WHAT THE EXERCISE ASKS
Wherever a line holds the string "illustration", copy that line.

= = =

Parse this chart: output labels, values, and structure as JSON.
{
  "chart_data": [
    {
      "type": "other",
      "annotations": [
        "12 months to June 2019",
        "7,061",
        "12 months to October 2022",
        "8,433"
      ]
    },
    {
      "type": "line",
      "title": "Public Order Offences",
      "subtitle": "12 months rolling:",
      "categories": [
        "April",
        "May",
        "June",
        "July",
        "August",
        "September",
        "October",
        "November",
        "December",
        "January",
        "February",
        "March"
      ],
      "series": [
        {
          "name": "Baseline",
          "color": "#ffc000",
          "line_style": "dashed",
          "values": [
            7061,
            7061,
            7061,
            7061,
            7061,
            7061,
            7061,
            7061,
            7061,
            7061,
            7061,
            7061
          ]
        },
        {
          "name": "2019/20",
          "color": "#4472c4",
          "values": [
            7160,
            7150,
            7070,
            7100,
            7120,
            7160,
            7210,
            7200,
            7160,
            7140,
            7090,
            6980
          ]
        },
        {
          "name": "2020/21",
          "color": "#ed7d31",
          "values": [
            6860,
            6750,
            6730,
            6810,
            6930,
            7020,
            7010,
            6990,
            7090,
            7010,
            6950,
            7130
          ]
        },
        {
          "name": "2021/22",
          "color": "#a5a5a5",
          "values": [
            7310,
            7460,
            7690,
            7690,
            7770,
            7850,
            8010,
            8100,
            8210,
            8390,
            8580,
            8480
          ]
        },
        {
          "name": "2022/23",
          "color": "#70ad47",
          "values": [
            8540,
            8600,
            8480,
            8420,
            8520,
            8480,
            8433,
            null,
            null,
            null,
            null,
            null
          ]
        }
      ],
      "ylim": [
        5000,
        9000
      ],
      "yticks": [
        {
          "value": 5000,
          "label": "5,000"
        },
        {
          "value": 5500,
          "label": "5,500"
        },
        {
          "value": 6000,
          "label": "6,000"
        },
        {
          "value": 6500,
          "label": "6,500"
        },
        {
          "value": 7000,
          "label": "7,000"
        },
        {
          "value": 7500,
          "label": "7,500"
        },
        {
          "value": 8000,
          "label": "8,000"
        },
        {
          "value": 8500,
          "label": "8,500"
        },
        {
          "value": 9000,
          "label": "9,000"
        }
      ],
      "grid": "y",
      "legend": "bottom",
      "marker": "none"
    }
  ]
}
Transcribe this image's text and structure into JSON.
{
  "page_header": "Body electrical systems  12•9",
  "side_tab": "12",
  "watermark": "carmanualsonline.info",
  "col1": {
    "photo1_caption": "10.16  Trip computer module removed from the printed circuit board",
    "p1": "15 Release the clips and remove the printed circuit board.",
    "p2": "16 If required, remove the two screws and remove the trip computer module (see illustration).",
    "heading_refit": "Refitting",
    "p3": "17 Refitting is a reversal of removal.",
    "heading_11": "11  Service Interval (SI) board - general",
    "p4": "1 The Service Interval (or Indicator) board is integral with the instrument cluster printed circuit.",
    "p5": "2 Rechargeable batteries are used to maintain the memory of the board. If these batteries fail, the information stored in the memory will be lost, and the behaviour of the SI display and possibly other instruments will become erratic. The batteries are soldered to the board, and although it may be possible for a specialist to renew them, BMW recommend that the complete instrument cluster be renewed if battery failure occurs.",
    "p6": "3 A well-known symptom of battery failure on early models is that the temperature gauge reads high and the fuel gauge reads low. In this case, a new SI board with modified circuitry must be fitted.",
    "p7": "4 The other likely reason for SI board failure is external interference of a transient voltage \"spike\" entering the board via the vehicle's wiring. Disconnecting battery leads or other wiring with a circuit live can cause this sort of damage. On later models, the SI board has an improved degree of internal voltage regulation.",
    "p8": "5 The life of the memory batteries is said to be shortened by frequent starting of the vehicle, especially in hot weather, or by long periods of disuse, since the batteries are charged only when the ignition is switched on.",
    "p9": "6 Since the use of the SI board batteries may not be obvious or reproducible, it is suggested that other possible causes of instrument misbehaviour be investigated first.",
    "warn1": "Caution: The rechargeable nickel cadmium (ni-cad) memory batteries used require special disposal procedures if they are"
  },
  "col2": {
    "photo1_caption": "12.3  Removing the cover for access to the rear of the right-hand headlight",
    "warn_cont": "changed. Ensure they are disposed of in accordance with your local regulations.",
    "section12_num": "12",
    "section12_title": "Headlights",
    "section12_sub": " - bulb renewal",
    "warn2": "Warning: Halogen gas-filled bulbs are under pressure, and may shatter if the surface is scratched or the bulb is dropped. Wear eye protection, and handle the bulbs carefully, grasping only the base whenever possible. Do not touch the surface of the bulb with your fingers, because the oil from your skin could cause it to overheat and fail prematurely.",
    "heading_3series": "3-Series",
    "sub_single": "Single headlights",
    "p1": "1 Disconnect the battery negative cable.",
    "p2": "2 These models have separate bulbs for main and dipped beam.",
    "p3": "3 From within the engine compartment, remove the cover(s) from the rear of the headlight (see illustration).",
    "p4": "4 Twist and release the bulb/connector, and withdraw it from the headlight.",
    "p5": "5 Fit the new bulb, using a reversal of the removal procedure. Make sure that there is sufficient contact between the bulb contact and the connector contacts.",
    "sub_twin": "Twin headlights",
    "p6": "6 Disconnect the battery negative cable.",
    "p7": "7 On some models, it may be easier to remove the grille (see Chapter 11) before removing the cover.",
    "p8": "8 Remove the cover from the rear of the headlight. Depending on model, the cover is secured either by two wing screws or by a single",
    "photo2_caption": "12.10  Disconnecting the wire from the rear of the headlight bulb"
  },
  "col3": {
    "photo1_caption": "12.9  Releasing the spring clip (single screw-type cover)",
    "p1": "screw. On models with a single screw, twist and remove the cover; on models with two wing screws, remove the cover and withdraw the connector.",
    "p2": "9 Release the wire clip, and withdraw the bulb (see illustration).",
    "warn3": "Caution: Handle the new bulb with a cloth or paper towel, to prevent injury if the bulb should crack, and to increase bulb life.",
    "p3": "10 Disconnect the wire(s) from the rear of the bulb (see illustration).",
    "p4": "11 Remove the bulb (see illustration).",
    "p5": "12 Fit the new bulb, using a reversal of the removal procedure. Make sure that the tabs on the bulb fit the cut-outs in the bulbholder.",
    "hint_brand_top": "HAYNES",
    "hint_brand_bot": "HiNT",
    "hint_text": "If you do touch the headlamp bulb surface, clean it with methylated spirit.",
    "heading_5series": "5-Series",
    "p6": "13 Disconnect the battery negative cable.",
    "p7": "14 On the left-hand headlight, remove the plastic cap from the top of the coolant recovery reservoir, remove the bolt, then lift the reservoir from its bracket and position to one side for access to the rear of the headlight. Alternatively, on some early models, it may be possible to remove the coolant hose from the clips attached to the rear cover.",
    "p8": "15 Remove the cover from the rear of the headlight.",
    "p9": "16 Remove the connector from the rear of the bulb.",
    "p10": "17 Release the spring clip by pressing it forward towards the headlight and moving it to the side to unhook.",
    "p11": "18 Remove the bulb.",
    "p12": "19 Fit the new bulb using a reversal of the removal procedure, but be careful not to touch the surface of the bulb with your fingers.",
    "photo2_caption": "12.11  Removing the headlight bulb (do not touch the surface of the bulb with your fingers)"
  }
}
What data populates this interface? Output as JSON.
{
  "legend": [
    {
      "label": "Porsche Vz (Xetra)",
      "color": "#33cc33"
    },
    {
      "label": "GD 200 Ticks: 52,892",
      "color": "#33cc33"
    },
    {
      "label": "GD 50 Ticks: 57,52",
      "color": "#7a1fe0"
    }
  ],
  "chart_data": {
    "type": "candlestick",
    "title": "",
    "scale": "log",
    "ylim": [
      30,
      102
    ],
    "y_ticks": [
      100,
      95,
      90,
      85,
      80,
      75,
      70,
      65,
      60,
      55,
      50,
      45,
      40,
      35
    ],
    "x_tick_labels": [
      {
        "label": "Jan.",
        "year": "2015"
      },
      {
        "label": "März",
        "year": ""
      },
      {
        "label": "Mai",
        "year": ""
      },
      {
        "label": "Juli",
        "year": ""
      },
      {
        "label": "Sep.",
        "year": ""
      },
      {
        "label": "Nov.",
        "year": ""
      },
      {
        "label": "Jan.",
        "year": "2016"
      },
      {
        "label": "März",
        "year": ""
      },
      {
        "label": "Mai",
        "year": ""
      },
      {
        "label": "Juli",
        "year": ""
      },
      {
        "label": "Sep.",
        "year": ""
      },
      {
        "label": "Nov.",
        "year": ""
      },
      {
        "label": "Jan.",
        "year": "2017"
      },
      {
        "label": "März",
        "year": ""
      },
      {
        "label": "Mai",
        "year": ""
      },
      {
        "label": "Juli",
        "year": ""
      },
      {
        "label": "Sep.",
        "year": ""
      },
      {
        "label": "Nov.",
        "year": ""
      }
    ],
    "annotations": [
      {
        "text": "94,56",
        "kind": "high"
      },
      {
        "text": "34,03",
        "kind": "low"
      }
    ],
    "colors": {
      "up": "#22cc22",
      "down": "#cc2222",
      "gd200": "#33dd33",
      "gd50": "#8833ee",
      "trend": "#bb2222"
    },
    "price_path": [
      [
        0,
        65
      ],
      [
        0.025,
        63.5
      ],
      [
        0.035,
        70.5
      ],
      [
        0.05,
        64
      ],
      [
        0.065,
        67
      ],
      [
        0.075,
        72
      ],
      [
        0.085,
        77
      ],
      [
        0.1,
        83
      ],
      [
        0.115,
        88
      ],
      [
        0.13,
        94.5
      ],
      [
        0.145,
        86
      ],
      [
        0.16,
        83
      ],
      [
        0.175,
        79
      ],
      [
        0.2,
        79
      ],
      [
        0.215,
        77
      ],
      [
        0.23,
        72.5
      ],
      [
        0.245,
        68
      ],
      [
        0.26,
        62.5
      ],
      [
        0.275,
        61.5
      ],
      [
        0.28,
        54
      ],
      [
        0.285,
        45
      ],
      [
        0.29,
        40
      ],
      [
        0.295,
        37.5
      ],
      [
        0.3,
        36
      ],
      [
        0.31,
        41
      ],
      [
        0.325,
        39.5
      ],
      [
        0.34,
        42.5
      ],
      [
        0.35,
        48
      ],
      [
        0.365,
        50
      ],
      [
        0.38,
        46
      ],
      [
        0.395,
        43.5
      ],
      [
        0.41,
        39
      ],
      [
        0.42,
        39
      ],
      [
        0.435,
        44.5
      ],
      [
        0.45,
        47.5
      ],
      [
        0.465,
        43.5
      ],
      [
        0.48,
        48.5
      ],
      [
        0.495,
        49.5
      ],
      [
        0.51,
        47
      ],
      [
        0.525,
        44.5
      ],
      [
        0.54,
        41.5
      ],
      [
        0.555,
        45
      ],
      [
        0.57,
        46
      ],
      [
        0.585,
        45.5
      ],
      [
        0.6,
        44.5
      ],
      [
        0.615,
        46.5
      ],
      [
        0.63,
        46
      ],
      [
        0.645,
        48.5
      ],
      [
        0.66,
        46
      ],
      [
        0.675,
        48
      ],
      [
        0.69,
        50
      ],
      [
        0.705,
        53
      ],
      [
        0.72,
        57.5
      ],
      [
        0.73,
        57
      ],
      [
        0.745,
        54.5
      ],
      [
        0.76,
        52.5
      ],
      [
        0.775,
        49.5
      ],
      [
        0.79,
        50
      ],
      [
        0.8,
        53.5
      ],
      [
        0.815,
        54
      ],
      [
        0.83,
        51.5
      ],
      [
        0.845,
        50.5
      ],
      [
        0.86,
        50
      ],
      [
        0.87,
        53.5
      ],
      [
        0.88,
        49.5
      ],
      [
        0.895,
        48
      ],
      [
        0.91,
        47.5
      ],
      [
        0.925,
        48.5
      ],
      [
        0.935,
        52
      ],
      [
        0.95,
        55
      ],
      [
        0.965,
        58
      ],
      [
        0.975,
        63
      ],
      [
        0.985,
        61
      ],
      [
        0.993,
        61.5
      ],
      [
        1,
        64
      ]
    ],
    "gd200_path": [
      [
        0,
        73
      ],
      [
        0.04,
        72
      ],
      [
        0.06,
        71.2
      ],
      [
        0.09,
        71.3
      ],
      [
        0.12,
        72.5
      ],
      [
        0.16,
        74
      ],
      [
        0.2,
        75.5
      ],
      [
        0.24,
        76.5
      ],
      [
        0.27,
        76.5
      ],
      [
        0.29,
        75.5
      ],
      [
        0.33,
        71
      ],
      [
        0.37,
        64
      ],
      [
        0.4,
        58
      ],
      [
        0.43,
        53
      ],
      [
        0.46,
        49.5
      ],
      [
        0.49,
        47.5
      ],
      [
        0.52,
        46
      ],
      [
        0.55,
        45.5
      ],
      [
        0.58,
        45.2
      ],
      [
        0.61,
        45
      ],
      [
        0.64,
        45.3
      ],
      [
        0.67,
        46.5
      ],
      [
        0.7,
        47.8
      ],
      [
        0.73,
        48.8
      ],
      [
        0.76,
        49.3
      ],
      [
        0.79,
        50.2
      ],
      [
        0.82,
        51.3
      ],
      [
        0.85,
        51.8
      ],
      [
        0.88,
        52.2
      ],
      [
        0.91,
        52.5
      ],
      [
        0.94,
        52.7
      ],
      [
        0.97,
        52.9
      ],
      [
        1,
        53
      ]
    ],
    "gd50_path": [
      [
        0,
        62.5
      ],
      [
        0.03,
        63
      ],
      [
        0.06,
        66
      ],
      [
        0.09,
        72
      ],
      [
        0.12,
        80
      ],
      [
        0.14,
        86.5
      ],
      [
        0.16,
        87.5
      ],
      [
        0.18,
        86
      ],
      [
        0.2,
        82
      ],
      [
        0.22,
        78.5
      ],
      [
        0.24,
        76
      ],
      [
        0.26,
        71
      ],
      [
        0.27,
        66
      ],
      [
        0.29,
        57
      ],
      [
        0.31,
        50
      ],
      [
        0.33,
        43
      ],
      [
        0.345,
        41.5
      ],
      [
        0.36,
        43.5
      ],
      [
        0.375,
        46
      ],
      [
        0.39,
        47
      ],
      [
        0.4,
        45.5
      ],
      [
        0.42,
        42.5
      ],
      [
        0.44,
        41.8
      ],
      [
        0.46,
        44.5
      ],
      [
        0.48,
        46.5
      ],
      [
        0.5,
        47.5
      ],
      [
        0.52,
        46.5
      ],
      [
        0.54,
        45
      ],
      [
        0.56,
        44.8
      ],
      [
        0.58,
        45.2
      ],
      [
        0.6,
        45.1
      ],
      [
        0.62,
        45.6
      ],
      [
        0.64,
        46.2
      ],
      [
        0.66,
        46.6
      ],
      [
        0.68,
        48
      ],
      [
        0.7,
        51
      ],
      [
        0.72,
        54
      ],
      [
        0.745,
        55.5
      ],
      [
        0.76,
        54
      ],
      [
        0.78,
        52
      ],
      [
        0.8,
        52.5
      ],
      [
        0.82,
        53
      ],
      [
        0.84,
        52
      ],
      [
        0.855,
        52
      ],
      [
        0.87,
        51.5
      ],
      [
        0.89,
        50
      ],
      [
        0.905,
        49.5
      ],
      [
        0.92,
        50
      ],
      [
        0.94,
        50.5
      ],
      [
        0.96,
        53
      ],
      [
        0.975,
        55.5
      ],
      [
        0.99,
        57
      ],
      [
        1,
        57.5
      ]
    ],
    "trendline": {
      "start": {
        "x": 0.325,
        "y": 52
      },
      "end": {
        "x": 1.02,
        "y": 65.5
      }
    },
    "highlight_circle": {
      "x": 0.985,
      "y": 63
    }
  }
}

= = =

OUTPUT BELOW
    "p2": "16 If required, remove the two screws and remove the trip computer module (see illustration).",
    "p3": "3 From within the engine compartment, remove the cover(s) from the rear of the headlight (see illustration).",
    "p2": "9 Release the wire clip, and withdraw the bulb (see illustration).",
    "p3": "10 Disconnect the wire(s) from the rear of the bulb (see illustration).",
    "p4": "11 Remove the bulb (see illustration).",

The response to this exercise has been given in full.